→ **TASK STATEMENT**: Write out the whole listing again, exactly.

(begin)

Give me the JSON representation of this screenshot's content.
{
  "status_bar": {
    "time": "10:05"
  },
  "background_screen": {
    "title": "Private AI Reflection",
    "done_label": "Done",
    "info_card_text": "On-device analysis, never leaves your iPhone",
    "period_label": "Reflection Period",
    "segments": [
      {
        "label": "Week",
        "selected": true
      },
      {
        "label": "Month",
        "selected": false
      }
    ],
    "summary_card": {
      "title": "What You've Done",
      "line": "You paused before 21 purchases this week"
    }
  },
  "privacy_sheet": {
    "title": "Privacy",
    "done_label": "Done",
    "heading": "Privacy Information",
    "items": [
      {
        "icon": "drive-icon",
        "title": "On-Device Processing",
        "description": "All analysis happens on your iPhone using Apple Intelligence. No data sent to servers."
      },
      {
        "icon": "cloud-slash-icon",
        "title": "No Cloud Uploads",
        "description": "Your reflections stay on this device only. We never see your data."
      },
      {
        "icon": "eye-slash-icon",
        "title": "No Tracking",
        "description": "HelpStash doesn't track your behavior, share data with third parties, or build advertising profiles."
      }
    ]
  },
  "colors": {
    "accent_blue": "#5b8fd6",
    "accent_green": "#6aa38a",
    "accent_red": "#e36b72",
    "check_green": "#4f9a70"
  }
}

(end)

→ **CORRECT RESULT**:
Give me the JSON representation of this screenshot's content.
{
  "status_bar": {
    "time": "10:05"
  },
  "background_screen": {
    "title": "Private AI Reflection",
    "done_label": "Done",
    "info_card_text": "On-device analysis, never leaves your iPhone",
    "period_label": "Reflection Period",
    "segments": [
      {
        "label": "Week",
        "selected": true
      },
      {
        "label": "Month",
        "selected": false
      }
    ],
    "summary_card": {
      "title": "What You've Done",
      "line": "You paused before 21 purchases this week"
    }
  },
  "privacy_sheet": {
    "title": "Privacy",
    "done_label": "Done",
    "heading": "Privacy Information",
    "items": [
      {
        "icon": "drive-icon",
        "title": "On-Device Processing",
        "description": "All analysis happens on your iPhone using Apple Intelligence. No data sent to servers."
      },
      {
        "icon": "cloud-slash-icon",
        "title": "No Cloud Uploads",
        "description": "Your reflections stay on this device only. We never see your data."
      },
      {
        "icon": "eye-slash-icon",
        "title": "No Tracking",
        "description": "HelpStash doesn't track your behavior, share data with third parties, or build advertising profiles."
      }
    ]
  },
  "colors": {
    "accent_blue": "#5b8fd6",
    "accent_green": "#6aa38a",
    "accent_red": "#e36b72",
    "check_green": "#4f9a70"
  }
}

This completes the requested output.